### The records
***
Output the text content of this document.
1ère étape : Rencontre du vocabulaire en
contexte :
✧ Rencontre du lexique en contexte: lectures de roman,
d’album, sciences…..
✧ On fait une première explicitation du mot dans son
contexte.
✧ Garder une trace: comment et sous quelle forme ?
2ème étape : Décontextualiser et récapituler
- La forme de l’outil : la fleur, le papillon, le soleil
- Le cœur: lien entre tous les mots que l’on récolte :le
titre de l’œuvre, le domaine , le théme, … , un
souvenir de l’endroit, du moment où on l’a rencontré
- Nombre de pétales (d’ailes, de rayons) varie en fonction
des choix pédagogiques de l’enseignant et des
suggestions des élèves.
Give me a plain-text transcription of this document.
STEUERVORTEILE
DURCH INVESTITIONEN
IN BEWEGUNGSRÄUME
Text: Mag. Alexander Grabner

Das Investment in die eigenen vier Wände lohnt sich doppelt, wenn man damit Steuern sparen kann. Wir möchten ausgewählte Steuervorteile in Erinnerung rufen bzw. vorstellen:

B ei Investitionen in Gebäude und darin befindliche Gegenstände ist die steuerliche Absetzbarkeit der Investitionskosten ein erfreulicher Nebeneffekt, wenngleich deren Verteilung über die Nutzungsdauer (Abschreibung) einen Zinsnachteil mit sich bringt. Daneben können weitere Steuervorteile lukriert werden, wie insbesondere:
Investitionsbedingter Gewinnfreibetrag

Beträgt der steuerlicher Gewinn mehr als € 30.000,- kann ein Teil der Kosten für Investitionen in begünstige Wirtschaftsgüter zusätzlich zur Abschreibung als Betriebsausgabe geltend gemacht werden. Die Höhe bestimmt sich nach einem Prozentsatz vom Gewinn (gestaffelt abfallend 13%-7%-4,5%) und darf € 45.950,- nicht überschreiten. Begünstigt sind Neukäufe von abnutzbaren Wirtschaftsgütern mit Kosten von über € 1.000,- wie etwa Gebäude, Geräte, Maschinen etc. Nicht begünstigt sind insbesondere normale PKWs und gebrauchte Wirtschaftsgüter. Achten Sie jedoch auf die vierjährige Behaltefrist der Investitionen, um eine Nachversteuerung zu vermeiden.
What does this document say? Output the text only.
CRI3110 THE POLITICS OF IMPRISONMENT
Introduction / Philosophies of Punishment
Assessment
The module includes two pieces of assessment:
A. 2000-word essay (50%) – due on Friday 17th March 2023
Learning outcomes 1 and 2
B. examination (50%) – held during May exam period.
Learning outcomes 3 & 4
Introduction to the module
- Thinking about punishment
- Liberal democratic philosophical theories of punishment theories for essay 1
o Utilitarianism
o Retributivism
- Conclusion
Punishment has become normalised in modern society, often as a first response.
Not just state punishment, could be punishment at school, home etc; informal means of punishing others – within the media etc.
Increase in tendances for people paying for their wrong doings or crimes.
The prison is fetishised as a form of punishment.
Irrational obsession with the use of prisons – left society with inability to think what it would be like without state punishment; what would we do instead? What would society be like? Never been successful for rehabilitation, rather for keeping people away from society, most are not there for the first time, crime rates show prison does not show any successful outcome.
***
### What is needed
In this exercise, repeat all entries exactly.

### Response for this exercise
Output the text content of this document.
1ère étape : Rencontre du vocabulaire en
contexte :
✧ Rencontre du lexique en contexte: lectures de roman,
d’album, sciences…..
✧ On fait une première explicitation du mot dans son
contexte.
✧ Garder une trace: comment et sous quelle forme ?
2ème étape : Décontextualiser et récapituler
- La forme de l’outil : la fleur, le papillon, le soleil
- Le cœur: lien entre tous les mots que l’on récolte :le
titre de l’œuvre, le domaine , le théme, … , un
souvenir de l’endroit, du moment où on l’a rencontré
- Nombre de pétales (d’ailes, de rayons) varie en fonction
des choix pédagogiques de l’enseignant et des
suggestions des élèves.
Give me a plain-text transcription of this document.
STEUERVORTEILE
DURCH INVESTITIONEN
IN BEWEGUNGSRÄUME
Text: Mag. Alexander Grabner

Das Investment in die eigenen vier Wände lohnt sich doppelt, wenn man damit Steuern sparen kann. Wir möchten ausgewählte Steuervorteile in Erinnerung rufen bzw. vorstellen:

B ei Investitionen in Gebäude und darin befindliche Gegenstände ist die steuerliche Absetzbarkeit der Investitionskosten ein erfreulicher Nebeneffekt, wenngleich deren Verteilung über die Nutzungsdauer (Abschreibung) einen Zinsnachteil mit sich bringt. Daneben können weitere Steuervorteile lukriert werden, wie insbesondere:
Investitionsbedingter Gewinnfreibetrag

Beträgt der steuerlicher Gewinn mehr als € 30.000,- kann ein Teil der Kosten für Investitionen in begünstige Wirtschaftsgüter zusätzlich zur Abschreibung als Betriebsausgabe geltend gemacht werden. Die Höhe bestimmt sich nach einem Prozentsatz vom Gewinn (gestaffelt abfallend 13%-7%-4,5%) und darf € 45.950,- nicht überschreiten. Begünstigt sind Neukäufe von abnutzbaren Wirtschaftsgütern mit Kosten von über € 1.000,- wie etwa Gebäude, Geräte, Maschinen etc. Nicht begünstigt sind insbesondere normale PKWs und gebrauchte Wirtschaftsgüter. Achten Sie jedoch auf die vierjährige Behaltefrist der Investitionen, um eine Nachversteuerung zu vermeiden.
What does this document say? Output the text only.
CRI3110 THE POLITICS OF IMPRISONMENT
Introduction / Philosophies of Punishment
Assessment
The module includes two pieces of assessment:
A. 2000-word essay (50%) – due on Friday 17th March 2023
Learning outcomes 1 and 2
B. examination (50%) – held during May exam period.
Learning outcomes 3 & 4
Introduction to the module
- Thinking about punishment
- Liberal democratic philosophical theories of punishment theories for essay 1
o Utilitarianism
o Retributivism
- Conclusion
Punishment has become normalised in modern society, often as a first response.
Not just state punishment, could be punishment at school, home etc; informal means of punishing others – within the media etc.
Increase in tendances for people paying for their wrong doings or crimes.
The prison is fetishised as a form of punishment.
Irrational obsession with the use of prisons – left society with inability to think what it would be like without state punishment; what would we do instead? What would society be like? Never been successful for rehabilitation, rather for keeping people away from society, most are not there for the first time, crime rates show prison does not show any successful outcome.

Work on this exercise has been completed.